• AIM
Every entry must be repeated exactly. Exclude all pictures.

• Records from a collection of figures
=======
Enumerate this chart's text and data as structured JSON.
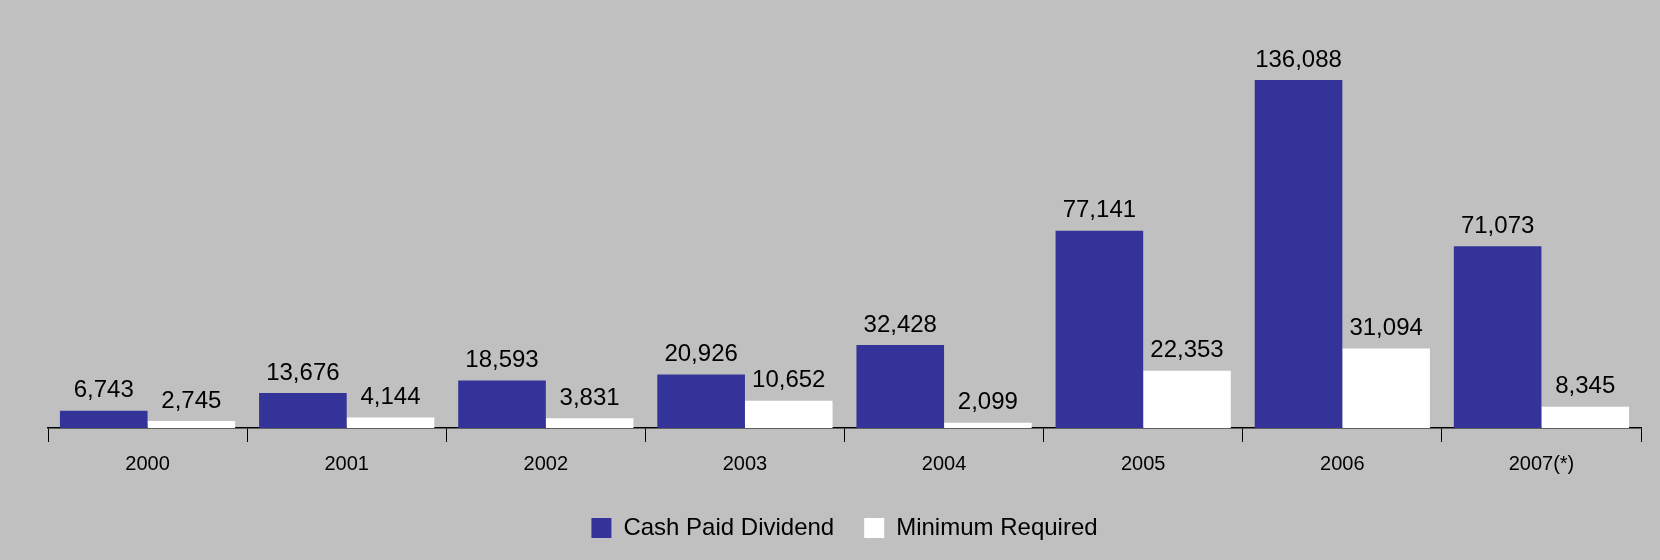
{
  "chart_data": {
    "type": "bar",
    "categories": [
      "2000",
      "2001",
      "2002",
      "2003",
      "2004",
      "2005",
      "2006",
      "2007(*)"
    ],
    "series": [
      {
        "name": "Cash Paid Dividend",
        "color": "#333399",
        "values": [
          6743,
          13676,
          18593,
          20926,
          32428,
          77141,
          136088,
          71073
        ],
        "value_labels": [
          "6,743",
          "13,676",
          "18,593",
          "20,926",
          "32,428",
          "77,141",
          "136,088",
          "71,073"
        ]
      },
      {
        "name": "Minimum Required",
        "color": "#ffffff",
        "values": [
          2745,
          4144,
          3831,
          10652,
          2099,
          22353,
          31094,
          8345
        ],
        "value_labels": [
          "2,745",
          "4,144",
          "3,831",
          "10,652",
          "2,099",
          "22,353",
          "31,094",
          "8,345"
        ]
      }
    ],
    "legend": "bottom",
    "grid": false,
    "tick_labels": "x"
  }
}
=======
• TASK ANSWER
Enumerate this chart's text and data as structured JSON.
{
  "chart_data": {
    "type": "bar",
    "categories": [
      "2000",
      "2001",
      "2002",
      "2003",
      "2004",
      "2005",
      "2006",
      "2007(*)"
    ],
    "series": [
      {
        "name": "Cash Paid Dividend",
        "color": "#333399",
        "values": [
          6743,
          13676,
          18593,
          20926,
          32428,
          77141,
          136088,
          71073
        ],
        "value_labels": [
          "6,743",
          "13,676",
          "18,593",
          "20,926",
          "32,428",
          "77,141",
          "136,088",
          "71,073"
        ]
      },
      {
        "name": "Minimum Required",
        "color": "#ffffff",
        "values": [
          2745,
          4144,
          3831,
          10652,
          2099,
          22353,
          31094,
          8345
        ],
        "value_labels": [
          "2,745",
          "4,144",
          "3,831",
          "10,652",
          "2,099",
          "22,353",
          "31,094",
          "8,345"
        ]
      }
    ],
    "legend": "bottom",
    "grid": false,
    "tick_labels": "x"
  }
}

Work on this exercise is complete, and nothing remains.